GIVEN REQUEST: Restate the entries below word for word, omitting nothing.

DATA TO PROCESS:

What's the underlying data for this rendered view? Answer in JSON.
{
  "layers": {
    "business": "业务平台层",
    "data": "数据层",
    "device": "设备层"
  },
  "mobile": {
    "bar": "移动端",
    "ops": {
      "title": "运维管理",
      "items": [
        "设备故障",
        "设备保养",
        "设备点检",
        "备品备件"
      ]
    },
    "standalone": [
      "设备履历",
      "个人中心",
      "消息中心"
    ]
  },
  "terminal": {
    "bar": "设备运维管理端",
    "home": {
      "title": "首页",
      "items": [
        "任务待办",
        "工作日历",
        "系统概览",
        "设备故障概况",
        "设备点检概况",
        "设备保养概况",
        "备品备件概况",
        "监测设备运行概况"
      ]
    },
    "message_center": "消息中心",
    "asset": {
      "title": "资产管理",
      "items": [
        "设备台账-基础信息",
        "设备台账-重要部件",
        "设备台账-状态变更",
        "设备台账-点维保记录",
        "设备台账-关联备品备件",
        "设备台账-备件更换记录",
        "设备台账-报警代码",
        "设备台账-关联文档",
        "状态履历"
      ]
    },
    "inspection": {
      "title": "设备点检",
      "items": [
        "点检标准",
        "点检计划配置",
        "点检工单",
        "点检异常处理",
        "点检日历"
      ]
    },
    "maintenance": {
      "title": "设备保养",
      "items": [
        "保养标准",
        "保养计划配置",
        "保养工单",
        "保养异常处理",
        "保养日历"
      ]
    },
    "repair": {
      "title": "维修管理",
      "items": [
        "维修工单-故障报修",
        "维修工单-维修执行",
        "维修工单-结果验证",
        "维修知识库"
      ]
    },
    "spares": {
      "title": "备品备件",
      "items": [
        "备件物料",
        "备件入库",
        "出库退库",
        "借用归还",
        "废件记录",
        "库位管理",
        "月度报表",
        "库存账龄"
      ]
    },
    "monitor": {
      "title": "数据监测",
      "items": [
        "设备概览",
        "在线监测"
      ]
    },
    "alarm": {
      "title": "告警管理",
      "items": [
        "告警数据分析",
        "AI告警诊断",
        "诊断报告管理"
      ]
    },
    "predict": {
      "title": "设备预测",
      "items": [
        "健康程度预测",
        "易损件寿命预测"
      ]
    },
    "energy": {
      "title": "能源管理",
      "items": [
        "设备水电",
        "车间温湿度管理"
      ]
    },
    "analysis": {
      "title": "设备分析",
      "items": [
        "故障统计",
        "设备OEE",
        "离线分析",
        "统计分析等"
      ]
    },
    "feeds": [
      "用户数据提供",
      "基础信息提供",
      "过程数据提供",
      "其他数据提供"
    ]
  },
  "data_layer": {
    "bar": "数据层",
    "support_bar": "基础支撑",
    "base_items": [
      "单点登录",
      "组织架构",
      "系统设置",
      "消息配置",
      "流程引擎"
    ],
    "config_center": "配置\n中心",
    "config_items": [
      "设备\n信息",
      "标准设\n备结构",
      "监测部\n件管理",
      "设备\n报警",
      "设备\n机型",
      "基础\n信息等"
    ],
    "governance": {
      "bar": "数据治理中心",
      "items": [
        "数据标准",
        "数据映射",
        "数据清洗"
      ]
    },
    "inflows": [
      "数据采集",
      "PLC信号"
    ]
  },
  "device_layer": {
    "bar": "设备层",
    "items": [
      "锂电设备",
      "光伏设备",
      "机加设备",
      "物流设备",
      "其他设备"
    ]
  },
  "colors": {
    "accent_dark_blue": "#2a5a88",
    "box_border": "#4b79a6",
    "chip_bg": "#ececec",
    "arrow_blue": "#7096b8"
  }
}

COMPLETED TASK:
What's the underlying data for this rendered view? Answer in JSON.
{
  "layers": {
    "business": "业务平台层",
    "data": "数据层",
    "device": "设备层"
  },
  "mobile": {
    "bar": "移动端",
    "ops": {
      "title": "运维管理",
      "items": [
        "设备故障",
        "设备保养",
        "设备点检",
        "备品备件"
      ]
    },
    "standalone": [
      "设备履历",
      "个人中心",
      "消息中心"
    ]
  },
  "terminal": {
    "bar": "设备运维管理端",
    "home": {
      "title": "首页",
      "items": [
        "任务待办",
        "工作日历",
        "系统概览",
        "设备故障概况",
        "设备点检概况",
        "设备保养概况",
        "备品备件概况",
        "监测设备运行概况"
      ]
    },
    "message_center": "消息中心",
    "asset": {
      "title": "资产管理",
      "items": [
        "设备台账-基础信息",
        "设备台账-重要部件",
        "设备台账-状态变更",
        "设备台账-点维保记录",
        "设备台账-关联备品备件",
        "设备台账-备件更换记录",
        "设备台账-报警代码",
        "设备台账-关联文档",
        "状态履历"
      ]
    },
    "inspection": {
      "title": "设备点检",
      "items": [
        "点检标准",
        "点检计划配置",
        "点检工单",
        "点检异常处理",
        "点检日历"
      ]
    },
    "maintenance": {
      "title": "设备保养",
      "items": [
        "保养标准",
        "保养计划配置",
        "保养工单",
        "保养异常处理",
        "保养日历"
      ]
    },
    "repair": {
      "title": "维修管理",
      "items": [
        "维修工单-故障报修",
        "维修工单-维修执行",
        "维修工单-结果验证",
        "维修知识库"
      ]
    },
    "spares": {
      "title": "备品备件",
      "items": [
        "备件物料",
        "备件入库",
        "出库退库",
        "借用归还",
        "废件记录",
        "库位管理",
        "月度报表",
        "库存账龄"
      ]
    },
    "monitor": {
      "title": "数据监测",
      "items": [
        "设备概览",
        "在线监测"
      ]
    },
    "alarm": {
      "title": "告警管理",
      "items": [
        "告警数据分析",
        "AI告警诊断",
        "诊断报告管理"
      ]
    },
    "predict": {
      "title": "设备预测",
      "items": [
        "健康程度预测",
        "易损件寿命预测"
      ]
    },
    "energy": {
      "title": "能源管理",
      "items": [
        "设备水电",
        "车间温湿度管理"
      ]
    },
    "analysis": {
      "title": "设备分析",
      "items": [
        "故障统计",
        "设备OEE",
        "离线分析",
        "统计分析等"
      ]
    },
    "feeds": [
      "用户数据提供",
      "基础信息提供",
      "过程数据提供",
      "其他数据提供"
    ]
  },
  "data_layer": {
    "bar": "数据层",
    "support_bar": "基础支撑",
    "base_items": [
      "单点登录",
      "组织架构",
      "系统设置",
      "消息配置",
      "流程引擎"
    ],
    "config_center": "配置\n中心",
    "config_items": [
      "设备\n信息",
      "标准设\n备结构",
      "监测部\n件管理",
      "设备\n报警",
      "设备\n机型",
      "基础\n信息等"
    ],
    "governance": {
      "bar": "数据治理中心",
      "items": [
        "数据标准",
        "数据映射",
        "数据清洗"
      ]
    },
    "inflows": [
      "数据采集",
      "PLC信号"
    ]
  },
  "device_layer": {
    "bar": "设备层",
    "items": [
      "锂电设备",
      "光伏设备",
      "机加设备",
      "物流设备",
      "其他设备"
    ]
  },
  "colors": {
    "accent_dark_blue": "#2a5a88",
    "box_border": "#4b79a6",
    "chip_bg": "#ececec",
    "arrow_blue": "#7096b8"
  }
}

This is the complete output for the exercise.